▶ [PROBLEM DESCRIPTION] All lines holding the string "color" are to be shown.

-=-=-

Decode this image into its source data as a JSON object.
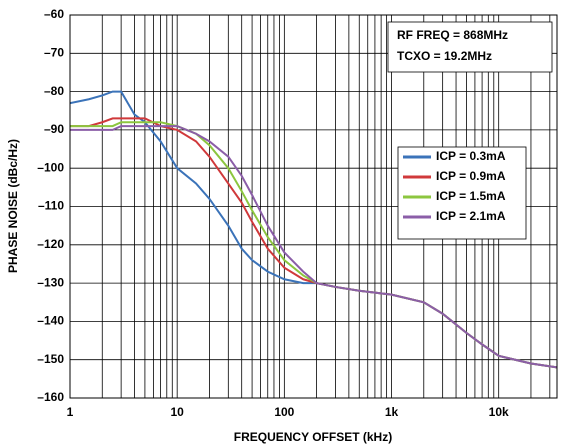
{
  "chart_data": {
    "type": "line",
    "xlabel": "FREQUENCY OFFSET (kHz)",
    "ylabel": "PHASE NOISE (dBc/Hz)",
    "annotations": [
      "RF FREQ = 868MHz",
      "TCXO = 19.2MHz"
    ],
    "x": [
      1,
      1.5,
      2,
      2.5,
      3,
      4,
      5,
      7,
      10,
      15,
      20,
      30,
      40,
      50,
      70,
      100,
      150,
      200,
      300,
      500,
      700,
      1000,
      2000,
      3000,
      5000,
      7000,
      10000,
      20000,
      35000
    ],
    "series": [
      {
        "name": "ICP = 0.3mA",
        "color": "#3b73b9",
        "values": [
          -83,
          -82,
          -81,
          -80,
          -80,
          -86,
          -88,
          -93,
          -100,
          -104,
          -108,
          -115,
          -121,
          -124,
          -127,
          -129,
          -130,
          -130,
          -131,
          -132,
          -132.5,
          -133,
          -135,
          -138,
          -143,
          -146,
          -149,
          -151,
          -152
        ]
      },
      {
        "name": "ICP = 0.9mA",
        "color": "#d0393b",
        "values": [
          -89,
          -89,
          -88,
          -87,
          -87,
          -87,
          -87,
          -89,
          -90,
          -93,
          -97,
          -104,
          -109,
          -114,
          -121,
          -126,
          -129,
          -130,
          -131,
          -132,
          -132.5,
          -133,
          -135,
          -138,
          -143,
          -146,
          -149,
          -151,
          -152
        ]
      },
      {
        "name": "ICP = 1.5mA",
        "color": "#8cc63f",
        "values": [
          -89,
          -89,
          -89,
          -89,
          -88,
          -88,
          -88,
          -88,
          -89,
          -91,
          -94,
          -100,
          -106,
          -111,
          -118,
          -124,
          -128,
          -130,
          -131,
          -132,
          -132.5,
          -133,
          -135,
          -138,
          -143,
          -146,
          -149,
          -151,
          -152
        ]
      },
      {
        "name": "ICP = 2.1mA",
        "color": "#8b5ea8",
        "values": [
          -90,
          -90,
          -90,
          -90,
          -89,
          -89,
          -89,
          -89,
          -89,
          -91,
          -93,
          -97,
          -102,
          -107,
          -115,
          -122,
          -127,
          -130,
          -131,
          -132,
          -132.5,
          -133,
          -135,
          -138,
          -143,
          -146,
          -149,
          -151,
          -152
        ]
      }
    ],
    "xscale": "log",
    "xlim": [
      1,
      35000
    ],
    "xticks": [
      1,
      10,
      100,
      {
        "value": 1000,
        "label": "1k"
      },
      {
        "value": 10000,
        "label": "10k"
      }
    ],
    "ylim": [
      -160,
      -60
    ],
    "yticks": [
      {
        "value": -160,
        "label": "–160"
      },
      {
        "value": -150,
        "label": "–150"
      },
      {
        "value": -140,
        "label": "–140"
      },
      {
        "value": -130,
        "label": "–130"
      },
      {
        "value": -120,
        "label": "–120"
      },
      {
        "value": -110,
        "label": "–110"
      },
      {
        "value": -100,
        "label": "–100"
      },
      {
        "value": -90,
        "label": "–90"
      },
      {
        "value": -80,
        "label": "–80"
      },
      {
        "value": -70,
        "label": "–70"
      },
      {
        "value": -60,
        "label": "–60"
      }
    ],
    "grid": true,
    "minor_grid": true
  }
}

-=-=-

▶ [RESULT]
        "color": "#3b73b9",
        "color": "#d0393b",
        "color": "#8cc63f",
        "color": "#8b5ea8",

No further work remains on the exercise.